◆ Set problem
Output the entries below exactly as written, omitting pictures.

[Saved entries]

-----

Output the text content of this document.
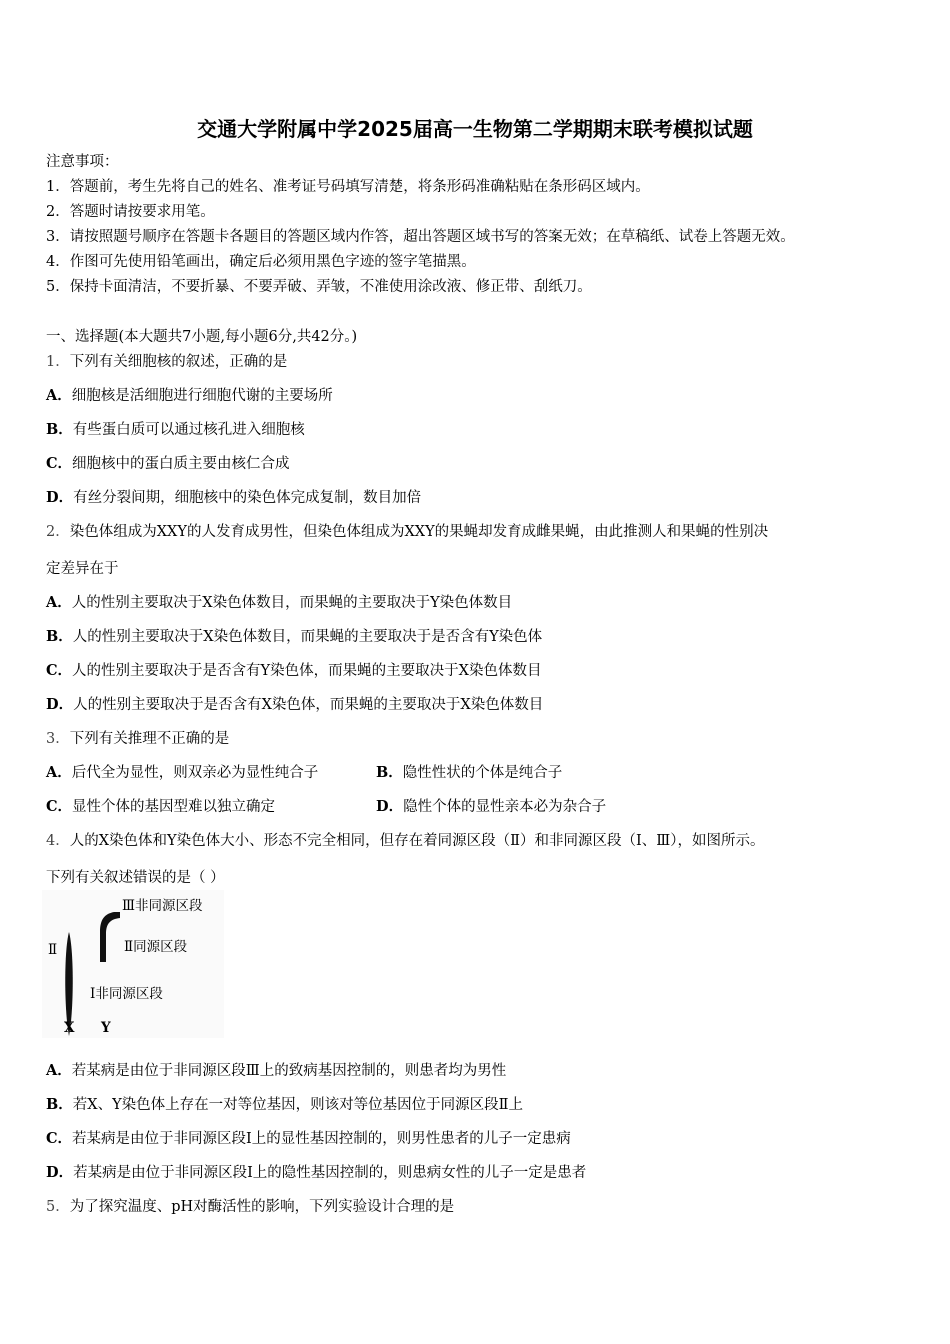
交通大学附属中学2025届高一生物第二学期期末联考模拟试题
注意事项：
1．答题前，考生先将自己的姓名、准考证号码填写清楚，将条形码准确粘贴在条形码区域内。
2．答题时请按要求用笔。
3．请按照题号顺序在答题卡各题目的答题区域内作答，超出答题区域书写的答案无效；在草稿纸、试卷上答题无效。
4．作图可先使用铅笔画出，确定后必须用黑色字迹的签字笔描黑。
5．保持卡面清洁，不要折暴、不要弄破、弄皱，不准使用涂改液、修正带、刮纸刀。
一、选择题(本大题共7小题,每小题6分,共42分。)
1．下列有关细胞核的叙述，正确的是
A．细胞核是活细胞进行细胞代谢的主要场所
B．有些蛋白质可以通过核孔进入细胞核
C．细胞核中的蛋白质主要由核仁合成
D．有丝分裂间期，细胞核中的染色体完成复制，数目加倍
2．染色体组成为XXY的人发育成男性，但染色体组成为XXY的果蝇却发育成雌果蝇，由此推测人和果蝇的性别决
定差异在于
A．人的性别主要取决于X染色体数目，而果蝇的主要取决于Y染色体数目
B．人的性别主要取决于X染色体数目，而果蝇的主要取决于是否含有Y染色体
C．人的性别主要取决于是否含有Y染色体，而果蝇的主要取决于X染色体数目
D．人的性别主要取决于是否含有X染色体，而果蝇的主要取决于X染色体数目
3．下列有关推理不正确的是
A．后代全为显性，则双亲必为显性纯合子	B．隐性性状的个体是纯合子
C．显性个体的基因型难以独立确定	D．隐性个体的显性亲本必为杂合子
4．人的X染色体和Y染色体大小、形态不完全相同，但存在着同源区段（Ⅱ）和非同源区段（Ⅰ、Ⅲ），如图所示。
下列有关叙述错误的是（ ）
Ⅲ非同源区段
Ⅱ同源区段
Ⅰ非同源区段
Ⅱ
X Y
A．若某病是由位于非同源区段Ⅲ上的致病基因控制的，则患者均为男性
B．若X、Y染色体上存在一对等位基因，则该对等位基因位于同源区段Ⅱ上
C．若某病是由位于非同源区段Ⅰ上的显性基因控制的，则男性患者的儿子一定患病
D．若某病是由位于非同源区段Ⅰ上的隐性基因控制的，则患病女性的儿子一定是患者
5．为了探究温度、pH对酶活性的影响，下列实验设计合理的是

-----

◆ Exercise response
Output the text content of this document.
交通大学附属中学2025届高一生物第二学期期末联考模拟试题
注意事项：
1．答题前，考生先将自己的姓名、准考证号码填写清楚，将条形码准确粘贴在条形码区域内。
2．答题时请按要求用笔。
3．请按照题号顺序在答题卡各题目的答题区域内作答，超出答题区域书写的答案无效；在草稿纸、试卷上答题无效。
4．作图可先使用铅笔画出，确定后必须用黑色字迹的签字笔描黑。
5．保持卡面清洁，不要折暴、不要弄破、弄皱，不准使用涂改液、修正带、刮纸刀。
一、选择题(本大题共7小题,每小题6分,共42分。)
1．下列有关细胞核的叙述，正确的是
A．细胞核是活细胞进行细胞代谢的主要场所
B．有些蛋白质可以通过核孔进入细胞核
C．细胞核中的蛋白质主要由核仁合成
D．有丝分裂间期，细胞核中的染色体完成复制，数目加倍
2．染色体组成为XXY的人发育成男性，但染色体组成为XXY的果蝇却发育成雌果蝇，由此推测人和果蝇的性别决
定差异在于
A．人的性别主要取决于X染色体数目，而果蝇的主要取决于Y染色体数目
B．人的性别主要取决于X染色体数目，而果蝇的主要取决于是否含有Y染色体
C．人的性别主要取决于是否含有Y染色体，而果蝇的主要取决于X染色体数目
D．人的性别主要取决于是否含有X染色体，而果蝇的主要取决于X染色体数目
3．下列有关推理不正确的是
A．后代全为显性，则双亲必为显性纯合子	B．隐性性状的个体是纯合子
C．显性个体的基因型难以独立确定	D．隐性个体的显性亲本必为杂合子
4．人的X染色体和Y染色体大小、形态不完全相同，但存在着同源区段（Ⅱ）和非同源区段（Ⅰ、Ⅲ），如图所示。
下列有关叙述错误的是（ ）
Ⅲ非同源区段
Ⅱ同源区段
Ⅰ非同源区段
Ⅱ
X Y
A．若某病是由位于非同源区段Ⅲ上的致病基因控制的，则患者均为男性
B．若X、Y染色体上存在一对等位基因，则该对等位基因位于同源区段Ⅱ上
C．若某病是由位于非同源区段Ⅰ上的显性基因控制的，则男性患者的儿子一定患病
D．若某病是由位于非同源区段Ⅰ上的隐性基因控制的，则患病女性的儿子一定是患者
5．为了探究温度、pH对酶活性的影响，下列实验设计合理的是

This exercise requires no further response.